Data entries for graphics »
_ _ _ _

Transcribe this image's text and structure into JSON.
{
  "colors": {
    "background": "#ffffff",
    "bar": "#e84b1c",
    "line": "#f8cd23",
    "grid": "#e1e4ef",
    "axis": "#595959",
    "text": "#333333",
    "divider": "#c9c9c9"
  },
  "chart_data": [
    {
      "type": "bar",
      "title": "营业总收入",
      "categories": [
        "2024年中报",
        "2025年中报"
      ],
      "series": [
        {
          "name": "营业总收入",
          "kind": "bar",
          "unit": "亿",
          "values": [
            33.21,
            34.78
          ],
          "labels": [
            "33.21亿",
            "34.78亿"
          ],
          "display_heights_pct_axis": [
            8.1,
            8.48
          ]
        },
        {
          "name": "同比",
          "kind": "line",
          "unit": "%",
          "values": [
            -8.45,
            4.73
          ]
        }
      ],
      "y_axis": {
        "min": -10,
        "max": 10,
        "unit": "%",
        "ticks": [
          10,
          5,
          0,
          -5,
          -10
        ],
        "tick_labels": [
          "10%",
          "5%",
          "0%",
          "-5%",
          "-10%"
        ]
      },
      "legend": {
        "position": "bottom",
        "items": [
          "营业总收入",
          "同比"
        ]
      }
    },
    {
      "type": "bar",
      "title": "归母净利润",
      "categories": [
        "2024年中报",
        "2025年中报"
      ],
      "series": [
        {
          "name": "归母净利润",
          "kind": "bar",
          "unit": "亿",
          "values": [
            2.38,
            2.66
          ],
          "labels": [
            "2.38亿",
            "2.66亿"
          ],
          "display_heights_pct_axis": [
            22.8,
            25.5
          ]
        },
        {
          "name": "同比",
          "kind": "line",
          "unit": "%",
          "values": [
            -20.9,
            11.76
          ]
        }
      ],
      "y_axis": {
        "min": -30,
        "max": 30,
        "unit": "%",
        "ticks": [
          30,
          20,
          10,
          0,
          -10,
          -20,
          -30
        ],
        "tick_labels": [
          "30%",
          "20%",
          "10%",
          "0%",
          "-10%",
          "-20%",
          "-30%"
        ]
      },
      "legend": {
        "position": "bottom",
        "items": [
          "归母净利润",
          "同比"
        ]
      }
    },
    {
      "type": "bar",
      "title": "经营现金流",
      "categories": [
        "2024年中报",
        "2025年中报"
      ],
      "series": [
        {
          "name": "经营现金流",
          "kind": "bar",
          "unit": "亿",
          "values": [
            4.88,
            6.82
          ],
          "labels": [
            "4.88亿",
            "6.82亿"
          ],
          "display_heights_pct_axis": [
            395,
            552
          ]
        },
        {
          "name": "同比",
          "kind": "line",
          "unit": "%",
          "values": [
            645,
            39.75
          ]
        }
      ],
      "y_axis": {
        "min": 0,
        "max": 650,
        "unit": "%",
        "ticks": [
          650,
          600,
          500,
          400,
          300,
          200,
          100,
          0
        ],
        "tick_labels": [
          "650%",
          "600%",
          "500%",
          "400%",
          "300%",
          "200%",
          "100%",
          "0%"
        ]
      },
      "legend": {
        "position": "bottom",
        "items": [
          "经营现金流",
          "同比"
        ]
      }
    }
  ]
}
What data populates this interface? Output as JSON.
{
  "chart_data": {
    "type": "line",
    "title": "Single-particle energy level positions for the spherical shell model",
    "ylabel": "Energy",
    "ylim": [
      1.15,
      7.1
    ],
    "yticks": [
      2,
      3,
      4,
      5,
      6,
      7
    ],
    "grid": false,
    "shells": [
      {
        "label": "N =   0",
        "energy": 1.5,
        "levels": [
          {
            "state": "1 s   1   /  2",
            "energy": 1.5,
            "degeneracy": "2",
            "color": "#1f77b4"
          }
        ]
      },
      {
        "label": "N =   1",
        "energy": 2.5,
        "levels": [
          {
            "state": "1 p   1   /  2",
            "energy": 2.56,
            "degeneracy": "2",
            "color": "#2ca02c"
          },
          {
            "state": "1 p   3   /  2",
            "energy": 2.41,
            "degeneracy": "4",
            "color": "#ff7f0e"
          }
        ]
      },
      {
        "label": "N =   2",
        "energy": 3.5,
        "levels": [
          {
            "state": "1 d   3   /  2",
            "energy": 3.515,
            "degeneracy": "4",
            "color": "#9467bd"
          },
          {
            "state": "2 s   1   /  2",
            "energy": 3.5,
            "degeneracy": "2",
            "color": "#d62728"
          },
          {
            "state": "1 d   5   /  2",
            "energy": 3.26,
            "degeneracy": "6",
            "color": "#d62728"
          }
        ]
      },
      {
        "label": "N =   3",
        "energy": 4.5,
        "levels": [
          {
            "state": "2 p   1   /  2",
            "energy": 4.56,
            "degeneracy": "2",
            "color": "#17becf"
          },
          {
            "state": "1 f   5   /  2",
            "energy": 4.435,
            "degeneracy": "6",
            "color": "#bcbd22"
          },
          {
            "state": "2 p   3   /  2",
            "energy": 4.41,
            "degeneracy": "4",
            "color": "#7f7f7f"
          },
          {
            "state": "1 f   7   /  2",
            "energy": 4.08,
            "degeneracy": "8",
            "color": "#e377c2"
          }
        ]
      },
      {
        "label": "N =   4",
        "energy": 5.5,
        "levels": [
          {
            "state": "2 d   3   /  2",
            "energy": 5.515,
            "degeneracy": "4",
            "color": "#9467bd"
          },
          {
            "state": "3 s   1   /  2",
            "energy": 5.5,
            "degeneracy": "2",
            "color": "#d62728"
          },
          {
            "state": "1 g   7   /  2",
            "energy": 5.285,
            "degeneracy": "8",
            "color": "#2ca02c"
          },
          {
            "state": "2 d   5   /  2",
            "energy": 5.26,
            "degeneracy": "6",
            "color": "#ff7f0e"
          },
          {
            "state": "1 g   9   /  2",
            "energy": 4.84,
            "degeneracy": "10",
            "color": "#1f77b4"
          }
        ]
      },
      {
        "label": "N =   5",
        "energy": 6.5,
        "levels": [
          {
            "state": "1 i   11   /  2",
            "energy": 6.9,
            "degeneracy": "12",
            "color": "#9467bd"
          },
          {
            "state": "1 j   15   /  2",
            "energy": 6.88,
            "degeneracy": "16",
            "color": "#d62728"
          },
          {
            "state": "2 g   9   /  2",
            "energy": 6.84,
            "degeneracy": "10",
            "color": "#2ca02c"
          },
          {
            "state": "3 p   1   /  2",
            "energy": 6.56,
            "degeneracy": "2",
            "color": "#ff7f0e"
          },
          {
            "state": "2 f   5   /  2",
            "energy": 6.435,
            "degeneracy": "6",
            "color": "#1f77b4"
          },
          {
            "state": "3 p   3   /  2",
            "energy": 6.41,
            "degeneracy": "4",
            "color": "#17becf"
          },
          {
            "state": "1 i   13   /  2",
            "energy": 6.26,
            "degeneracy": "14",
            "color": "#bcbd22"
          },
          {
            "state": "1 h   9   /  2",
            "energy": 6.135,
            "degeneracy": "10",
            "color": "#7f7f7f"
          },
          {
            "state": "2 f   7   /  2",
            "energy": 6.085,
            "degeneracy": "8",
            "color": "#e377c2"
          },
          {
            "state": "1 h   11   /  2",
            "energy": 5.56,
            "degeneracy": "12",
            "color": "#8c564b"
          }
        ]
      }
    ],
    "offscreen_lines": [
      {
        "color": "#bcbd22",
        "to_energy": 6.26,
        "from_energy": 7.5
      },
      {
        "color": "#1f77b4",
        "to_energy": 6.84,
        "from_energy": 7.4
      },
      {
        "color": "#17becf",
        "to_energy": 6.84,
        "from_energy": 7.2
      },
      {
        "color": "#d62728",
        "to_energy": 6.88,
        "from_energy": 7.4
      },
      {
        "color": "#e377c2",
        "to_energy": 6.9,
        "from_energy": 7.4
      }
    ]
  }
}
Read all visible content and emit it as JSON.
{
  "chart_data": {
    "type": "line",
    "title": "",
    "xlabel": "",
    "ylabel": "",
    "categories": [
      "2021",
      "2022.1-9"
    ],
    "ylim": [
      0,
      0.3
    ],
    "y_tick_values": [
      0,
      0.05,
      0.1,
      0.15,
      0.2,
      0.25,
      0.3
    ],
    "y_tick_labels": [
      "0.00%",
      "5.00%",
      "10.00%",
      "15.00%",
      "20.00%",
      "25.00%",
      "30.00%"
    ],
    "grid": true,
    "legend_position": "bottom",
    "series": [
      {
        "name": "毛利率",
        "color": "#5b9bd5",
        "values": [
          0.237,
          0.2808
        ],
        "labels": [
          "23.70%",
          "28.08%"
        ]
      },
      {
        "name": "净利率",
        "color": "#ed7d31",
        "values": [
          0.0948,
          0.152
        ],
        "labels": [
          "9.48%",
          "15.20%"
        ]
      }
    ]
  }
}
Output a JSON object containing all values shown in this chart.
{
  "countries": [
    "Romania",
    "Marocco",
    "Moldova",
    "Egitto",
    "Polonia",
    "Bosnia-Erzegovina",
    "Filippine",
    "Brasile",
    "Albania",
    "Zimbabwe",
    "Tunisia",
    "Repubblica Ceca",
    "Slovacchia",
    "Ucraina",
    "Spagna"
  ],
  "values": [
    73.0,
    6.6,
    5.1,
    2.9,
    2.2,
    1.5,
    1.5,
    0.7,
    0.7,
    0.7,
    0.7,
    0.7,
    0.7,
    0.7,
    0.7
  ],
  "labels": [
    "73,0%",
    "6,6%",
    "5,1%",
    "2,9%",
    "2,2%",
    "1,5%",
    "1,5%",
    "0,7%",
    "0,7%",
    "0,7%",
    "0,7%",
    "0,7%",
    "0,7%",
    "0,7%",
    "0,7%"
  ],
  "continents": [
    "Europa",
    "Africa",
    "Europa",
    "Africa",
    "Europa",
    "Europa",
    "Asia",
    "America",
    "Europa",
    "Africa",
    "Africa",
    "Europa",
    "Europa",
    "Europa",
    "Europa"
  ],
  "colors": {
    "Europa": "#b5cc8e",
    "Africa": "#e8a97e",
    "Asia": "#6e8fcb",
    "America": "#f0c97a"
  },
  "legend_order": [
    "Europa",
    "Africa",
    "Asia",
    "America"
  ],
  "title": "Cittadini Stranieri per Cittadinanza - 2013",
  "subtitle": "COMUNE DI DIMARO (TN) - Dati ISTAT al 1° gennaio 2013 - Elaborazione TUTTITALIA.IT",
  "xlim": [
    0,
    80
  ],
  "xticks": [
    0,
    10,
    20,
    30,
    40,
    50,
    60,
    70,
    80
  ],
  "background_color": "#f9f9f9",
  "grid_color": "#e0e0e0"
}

_ _ _ _

OBJECTIVE »
Show all lines from the data above in which the word "Output" appears.

RESULT FOR THIS TASK »
What data populates this interface? Output as JSON.
Output a JSON object containing all values shown in this chart.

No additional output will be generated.